OBJECTIVE: Return every entry exactly.

RECORD EXCERPTS:
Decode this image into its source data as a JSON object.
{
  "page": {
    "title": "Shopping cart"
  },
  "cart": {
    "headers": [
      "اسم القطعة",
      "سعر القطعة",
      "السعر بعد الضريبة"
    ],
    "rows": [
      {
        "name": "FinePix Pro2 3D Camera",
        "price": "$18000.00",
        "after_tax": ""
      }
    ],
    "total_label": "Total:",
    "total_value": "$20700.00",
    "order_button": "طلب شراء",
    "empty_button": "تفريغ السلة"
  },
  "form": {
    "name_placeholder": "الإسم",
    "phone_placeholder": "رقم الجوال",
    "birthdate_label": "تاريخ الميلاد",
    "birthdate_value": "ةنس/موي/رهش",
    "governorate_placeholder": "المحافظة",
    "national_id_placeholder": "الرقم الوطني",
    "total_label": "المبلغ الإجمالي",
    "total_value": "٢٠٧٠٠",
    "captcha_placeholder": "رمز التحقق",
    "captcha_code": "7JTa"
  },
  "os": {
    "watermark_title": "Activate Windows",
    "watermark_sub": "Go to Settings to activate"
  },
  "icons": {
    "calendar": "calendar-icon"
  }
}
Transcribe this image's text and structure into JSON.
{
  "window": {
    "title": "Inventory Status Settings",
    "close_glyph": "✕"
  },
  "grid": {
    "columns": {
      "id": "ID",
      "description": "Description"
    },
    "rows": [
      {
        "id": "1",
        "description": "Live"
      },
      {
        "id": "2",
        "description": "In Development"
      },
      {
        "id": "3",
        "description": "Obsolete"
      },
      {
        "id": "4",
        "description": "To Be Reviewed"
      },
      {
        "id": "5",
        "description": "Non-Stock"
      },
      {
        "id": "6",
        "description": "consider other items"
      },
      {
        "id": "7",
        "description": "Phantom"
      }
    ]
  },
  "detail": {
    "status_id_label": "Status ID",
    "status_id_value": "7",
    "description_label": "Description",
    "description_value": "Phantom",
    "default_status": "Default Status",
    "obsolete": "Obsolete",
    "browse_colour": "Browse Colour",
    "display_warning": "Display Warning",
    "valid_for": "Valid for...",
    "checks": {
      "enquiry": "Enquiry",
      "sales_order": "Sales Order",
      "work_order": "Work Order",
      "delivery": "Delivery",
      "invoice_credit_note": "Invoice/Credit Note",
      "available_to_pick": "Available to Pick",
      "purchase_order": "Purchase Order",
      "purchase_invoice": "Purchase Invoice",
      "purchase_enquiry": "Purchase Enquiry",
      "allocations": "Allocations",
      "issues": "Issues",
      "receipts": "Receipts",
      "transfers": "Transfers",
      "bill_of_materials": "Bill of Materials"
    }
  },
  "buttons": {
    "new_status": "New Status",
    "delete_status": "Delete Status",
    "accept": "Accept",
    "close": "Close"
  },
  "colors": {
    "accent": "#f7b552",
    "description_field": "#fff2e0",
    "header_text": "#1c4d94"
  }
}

EXERCISE RESPONSE:
Decode this image into its source data as a JSON object.
{
  "page": {
    "title": "Shopping cart"
  },
  "cart": {
    "headers": [
      "اسم القطعة",
      "سعر القطعة",
      "السعر بعد الضريبة"
    ],
    "rows": [
      {
        "name": "FinePix Pro2 3D Camera",
        "price": "$18000.00",
        "after_tax": ""
      }
    ],
    "total_label": "Total:",
    "total_value": "$20700.00",
    "order_button": "طلب شراء",
    "empty_button": "تفريغ السلة"
  },
  "form": {
    "name_placeholder": "الإسم",
    "phone_placeholder": "رقم الجوال",
    "birthdate_label": "تاريخ الميلاد",
    "birthdate_value": "ةنس/موي/رهش",
    "governorate_placeholder": "المحافظة",
    "national_id_placeholder": "الرقم الوطني",
    "total_label": "المبلغ الإجمالي",
    "total_value": "٢٠٧٠٠",
    "captcha_placeholder": "رمز التحقق",
    "captcha_code": "7JTa"
  },
  "os": {
    "watermark_title": "Activate Windows",
    "watermark_sub": "Go to Settings to activate"
  },
  "icons": {
    "calendar": "calendar-icon"
  }
}
Transcribe this image's text and structure into JSON.
{
  "window": {
    "title": "Inventory Status Settings",
    "close_glyph": "✕"
  },
  "grid": {
    "columns": {
      "id": "ID",
      "description": "Description"
    },
    "rows": [
      {
        "id": "1",
        "description": "Live"
      },
      {
        "id": "2",
        "description": "In Development"
      },
      {
        "id": "3",
        "description": "Obsolete"
      },
      {
        "id": "4",
        "description": "To Be Reviewed"
      },
      {
        "id": "5",
        "description": "Non-Stock"
      },
      {
        "id": "6",
        "description": "consider other items"
      },
      {
        "id": "7",
        "description": "Phantom"
      }
    ]
  },
  "detail": {
    "status_id_label": "Status ID",
    "status_id_value": "7",
    "description_label": "Description",
    "description_value": "Phantom",
    "default_status": "Default Status",
    "obsolete": "Obsolete",
    "browse_colour": "Browse Colour",
    "display_warning": "Display Warning",
    "valid_for": "Valid for...",
    "checks": {
      "enquiry": "Enquiry",
      "sales_order": "Sales Order",
      "work_order": "Work Order",
      "delivery": "Delivery",
      "invoice_credit_note": "Invoice/Credit Note",
      "available_to_pick": "Available to Pick",
      "purchase_order": "Purchase Order",
      "purchase_invoice": "Purchase Invoice",
      "purchase_enquiry": "Purchase Enquiry",
      "allocations": "Allocations",
      "issues": "Issues",
      "receipts": "Receipts",
      "transfers": "Transfers",
      "bill_of_materials": "Bill of Materials"
    }
  },
  "buttons": {
    "new_status": "New Status",
    "delete_status": "Delete Status",
    "accept": "Accept",
    "close": "Close"
  },
  "colors": {
    "accent": "#f7b552",
    "description_field": "#fff2e0",
    "header_text": "#1c4d94"
  }
}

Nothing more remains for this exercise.